▶ Source records:

::::::

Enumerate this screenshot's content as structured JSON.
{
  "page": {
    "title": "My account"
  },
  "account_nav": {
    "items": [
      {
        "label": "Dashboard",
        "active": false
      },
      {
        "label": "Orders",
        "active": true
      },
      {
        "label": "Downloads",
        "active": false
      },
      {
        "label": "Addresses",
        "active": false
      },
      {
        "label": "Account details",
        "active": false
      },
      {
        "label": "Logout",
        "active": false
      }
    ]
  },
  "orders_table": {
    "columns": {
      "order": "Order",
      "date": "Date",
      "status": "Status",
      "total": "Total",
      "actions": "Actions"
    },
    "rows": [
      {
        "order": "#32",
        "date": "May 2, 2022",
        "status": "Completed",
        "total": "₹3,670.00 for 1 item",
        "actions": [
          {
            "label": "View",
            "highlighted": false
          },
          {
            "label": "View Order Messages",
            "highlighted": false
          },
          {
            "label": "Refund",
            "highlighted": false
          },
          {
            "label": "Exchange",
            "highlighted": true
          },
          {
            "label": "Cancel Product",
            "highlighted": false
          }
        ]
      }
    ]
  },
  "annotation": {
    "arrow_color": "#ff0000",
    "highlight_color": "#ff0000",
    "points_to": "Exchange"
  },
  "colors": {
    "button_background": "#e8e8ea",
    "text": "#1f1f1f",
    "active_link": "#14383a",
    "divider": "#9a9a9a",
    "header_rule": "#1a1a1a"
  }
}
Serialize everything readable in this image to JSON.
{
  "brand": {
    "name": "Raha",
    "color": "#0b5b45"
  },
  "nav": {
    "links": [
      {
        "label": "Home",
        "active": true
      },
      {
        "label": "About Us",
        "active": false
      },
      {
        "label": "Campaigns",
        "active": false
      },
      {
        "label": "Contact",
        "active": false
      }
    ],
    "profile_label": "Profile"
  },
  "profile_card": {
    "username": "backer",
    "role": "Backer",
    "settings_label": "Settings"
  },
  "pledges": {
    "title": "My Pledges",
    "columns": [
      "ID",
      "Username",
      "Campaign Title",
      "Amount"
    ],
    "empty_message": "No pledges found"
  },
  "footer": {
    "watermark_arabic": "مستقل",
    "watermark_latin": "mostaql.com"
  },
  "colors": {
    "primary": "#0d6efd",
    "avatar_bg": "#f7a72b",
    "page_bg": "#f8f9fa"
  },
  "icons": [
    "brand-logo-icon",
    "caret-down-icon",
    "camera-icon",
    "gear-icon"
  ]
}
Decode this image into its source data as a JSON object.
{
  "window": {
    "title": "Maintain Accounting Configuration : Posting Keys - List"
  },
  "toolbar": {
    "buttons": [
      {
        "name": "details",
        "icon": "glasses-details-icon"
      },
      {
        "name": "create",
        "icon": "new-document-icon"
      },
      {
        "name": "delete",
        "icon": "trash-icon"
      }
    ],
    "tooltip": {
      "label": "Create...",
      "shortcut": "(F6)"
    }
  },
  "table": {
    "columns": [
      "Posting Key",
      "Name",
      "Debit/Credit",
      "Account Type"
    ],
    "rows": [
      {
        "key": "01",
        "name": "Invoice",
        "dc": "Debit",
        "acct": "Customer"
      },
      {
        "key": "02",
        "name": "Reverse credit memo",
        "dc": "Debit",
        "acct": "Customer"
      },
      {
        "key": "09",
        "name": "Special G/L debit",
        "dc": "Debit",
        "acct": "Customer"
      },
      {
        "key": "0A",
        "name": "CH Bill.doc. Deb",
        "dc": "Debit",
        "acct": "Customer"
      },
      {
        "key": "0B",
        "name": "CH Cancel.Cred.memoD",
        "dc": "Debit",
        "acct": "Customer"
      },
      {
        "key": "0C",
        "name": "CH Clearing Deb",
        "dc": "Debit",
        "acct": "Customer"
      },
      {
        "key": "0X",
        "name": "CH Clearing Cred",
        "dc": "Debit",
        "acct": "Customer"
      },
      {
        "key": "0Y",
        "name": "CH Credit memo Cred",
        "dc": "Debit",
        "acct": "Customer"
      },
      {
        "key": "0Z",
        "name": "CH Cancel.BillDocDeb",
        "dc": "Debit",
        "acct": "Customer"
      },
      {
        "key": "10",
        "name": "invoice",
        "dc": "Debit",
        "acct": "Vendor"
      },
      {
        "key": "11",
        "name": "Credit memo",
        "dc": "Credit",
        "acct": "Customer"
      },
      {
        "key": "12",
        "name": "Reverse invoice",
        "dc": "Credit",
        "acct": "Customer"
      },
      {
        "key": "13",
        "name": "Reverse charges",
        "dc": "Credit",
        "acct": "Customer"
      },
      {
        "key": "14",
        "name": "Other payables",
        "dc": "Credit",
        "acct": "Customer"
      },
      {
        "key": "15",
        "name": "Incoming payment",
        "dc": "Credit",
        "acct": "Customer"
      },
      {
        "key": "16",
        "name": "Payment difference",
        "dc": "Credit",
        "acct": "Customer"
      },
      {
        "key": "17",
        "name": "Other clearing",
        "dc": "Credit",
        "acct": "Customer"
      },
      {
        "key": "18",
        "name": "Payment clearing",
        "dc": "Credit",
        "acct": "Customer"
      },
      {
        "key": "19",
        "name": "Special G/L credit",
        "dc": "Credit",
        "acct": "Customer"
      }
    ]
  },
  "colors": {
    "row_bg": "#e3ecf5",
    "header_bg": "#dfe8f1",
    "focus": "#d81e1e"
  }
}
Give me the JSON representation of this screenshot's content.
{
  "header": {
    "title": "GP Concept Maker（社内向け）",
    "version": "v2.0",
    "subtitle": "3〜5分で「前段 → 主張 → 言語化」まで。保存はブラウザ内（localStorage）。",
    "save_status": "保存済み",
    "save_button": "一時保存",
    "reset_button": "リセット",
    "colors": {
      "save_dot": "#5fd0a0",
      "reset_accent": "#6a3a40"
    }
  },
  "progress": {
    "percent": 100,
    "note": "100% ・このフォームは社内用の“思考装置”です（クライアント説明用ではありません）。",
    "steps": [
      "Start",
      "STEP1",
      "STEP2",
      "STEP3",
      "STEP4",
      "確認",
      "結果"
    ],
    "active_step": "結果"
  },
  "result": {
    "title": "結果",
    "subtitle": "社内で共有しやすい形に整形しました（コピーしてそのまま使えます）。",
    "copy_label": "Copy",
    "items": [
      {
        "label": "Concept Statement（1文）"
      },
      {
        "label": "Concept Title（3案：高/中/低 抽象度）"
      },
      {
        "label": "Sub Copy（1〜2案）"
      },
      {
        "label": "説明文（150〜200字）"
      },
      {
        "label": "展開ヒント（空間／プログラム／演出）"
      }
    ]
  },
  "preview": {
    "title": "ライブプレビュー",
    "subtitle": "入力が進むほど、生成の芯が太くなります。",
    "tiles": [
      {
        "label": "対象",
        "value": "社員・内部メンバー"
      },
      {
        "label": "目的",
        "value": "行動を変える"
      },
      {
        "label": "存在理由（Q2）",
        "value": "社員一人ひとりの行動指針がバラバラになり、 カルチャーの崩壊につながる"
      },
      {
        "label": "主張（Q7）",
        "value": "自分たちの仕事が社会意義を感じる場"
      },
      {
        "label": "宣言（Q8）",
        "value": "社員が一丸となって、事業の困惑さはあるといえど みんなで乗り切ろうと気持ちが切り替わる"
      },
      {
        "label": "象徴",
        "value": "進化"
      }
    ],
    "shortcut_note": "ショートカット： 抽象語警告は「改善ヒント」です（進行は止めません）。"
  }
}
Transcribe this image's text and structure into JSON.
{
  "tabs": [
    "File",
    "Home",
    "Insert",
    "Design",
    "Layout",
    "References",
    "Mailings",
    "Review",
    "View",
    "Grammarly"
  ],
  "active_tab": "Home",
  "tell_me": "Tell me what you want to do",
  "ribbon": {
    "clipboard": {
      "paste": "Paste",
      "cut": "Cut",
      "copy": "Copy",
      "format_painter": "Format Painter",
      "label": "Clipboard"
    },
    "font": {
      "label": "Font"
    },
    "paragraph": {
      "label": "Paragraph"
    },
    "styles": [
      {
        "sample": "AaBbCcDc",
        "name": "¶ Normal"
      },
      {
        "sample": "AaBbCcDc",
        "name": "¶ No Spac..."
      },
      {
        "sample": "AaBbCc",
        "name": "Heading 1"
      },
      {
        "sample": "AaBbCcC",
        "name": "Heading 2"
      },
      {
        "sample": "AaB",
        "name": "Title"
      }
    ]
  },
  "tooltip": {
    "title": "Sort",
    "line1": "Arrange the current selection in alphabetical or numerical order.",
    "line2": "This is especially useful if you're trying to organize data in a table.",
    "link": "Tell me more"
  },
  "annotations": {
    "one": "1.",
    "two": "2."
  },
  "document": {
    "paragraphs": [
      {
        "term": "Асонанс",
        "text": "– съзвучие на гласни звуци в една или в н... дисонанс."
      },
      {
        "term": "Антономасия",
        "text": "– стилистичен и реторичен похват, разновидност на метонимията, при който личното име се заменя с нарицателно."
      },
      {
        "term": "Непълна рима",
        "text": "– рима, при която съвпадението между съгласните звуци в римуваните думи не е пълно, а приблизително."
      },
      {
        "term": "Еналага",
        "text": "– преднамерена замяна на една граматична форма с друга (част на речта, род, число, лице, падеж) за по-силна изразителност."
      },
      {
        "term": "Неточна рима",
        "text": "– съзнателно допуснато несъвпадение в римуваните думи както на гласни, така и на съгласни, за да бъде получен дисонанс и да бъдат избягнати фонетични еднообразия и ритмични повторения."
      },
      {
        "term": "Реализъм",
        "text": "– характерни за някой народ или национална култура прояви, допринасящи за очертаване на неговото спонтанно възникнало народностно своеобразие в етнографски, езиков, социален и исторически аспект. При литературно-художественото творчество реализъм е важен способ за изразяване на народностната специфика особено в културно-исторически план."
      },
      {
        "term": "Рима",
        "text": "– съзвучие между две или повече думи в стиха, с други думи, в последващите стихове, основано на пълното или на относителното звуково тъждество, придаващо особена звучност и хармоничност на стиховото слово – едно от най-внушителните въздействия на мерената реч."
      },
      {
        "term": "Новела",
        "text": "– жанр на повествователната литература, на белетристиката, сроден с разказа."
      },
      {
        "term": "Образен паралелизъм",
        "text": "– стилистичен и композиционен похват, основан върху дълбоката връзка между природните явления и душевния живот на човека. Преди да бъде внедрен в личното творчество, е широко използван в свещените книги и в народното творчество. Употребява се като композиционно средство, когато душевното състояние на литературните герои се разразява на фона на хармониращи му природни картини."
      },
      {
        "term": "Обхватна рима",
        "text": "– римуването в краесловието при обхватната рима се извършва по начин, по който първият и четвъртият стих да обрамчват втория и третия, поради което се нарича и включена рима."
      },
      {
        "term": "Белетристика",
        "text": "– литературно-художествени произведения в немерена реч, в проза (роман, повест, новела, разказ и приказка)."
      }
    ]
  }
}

::::::

▶ What is asked: Look through the entries and return every line where "JSON" appears.

▶ Problem solution:
Enumerate this screenshot's content as structured JSON.
Serialize everything readable in this image to JSON.
Decode this image into its source data as a JSON object.
Give me the JSON representation of this screenshot's content.
Transcribe this image's text and structure into JSON.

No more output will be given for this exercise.